PROBLEM DESCRIPTION
Gather the lines below that include the string "professional", copying each in full.

— Begin RECORDS FOR THE TASK —

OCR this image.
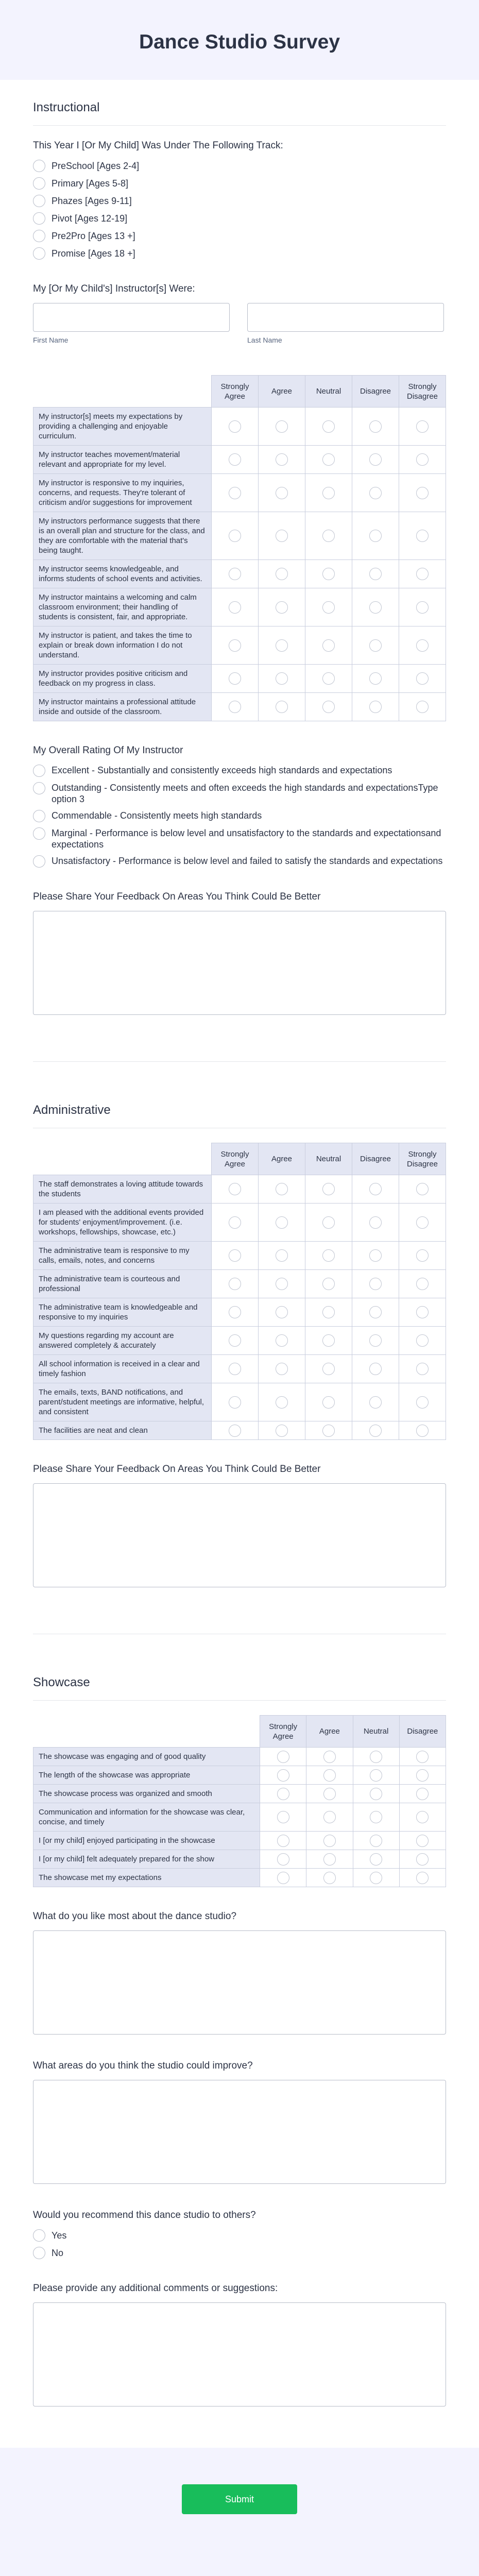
Dance Studio Survey
Instructional
This Year I [Or My Child] Was Under The Following Track:
PreSchool [Ages 2-4]
Primary [Ages 5-8]
Phazes [Ages 9-11]
Pivot [Ages 12-19]
Pre2Pro [Ages 13 +]
Promise [Ages 18 +]
My [Or My Child's] Instructor[s] Were:
First Name	Last Name
	Strongly Agree	Agree	Neutral	Disagree	Strongly Disagree
My instructor[s] meets my expectations by providing a challenging and enjoyable curriculum.					
My instructor teaches movement/material relevant and appropriate for my level.					
My instructor is responsive to my inquiries, concerns, and requests. They're tolerant of criticism and/or suggestions for improvement					
My instructors performance suggests that there is an overall plan and structure for the class, and they are comfortable with the material that's being taught.					
My instructor seems knowledgeable, and informs students of school events and activities.					
My instructor maintains a welcoming and calm classroom environment; their handling of students is consistent, fair, and appropriate.					
My instructor is patient, and takes the time to explain or break down information I do not understand.					
My instructor provides positive criticism and feedback on my progress in class.					
My instructor maintains a professional attitude inside and outside of the classroom.					
My Overall Rating Of My Instructor
Excellent - Substantially and consistently exceeds high standards and expectations
Outstanding - Consistently meets and often exceeds the high standards and expectationsType option 3
Commendable - Consistently meets high standards
Marginal - Performance is below level and unsatisfactory to the standards and expectationsand expectations
Unsatisfactory - Performance is below level and failed to satisfy the standards and expectations
Please Share Your Feedback On Areas You Think Could Be Better
Administrative
	Strongly Agree	Agree	Neutral	Disagree	Strongly Disagree
The staff demonstrates a loving attitude towards the students					
I am pleased with the additional events provided for students' enjoyment/improvement. (i.e. workshops, fellowships, showcase, etc.)					
The administrative team is responsive to my calls, emails, notes, and concerns					
The administrative team is courteous and professional					
The administrative team is knowledgeable and responsive to my inquiries					
My questions regarding my account are answered completely & accurately					
All school information is received in a clear and timely fashion					
The emails, texts, BAND notifications, and parent/student meetings are informative, helpful, and consistent					
The facilities are neat and clean					
Please Share Your Feedback On Areas You Think Could Be Better
Showcase
	Strongly Agree	Agree	Neutral	Disagree
The showcase was engaging and of good quality				
The length of the showcase was appropriate				
The showcase process was organized and smooth				
Communication and information for the showcase was clear, concise, and timely				
I [or my child] enjoyed participating in the showcase				
I [or my child] felt adequately prepared for the show				
The showcase met my expectations				
What do you like most about the dance studio?
What areas do you think the studio could improve?
Would you recommend this dance studio to others?
Yes
No
Please provide any additional comments or suggestions:
Submit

— End RECORDS FOR THE TASK —

RESULT
My instructor maintains a professional attitude inside and outside of the classroom.					
The administrative team is courteous and professional					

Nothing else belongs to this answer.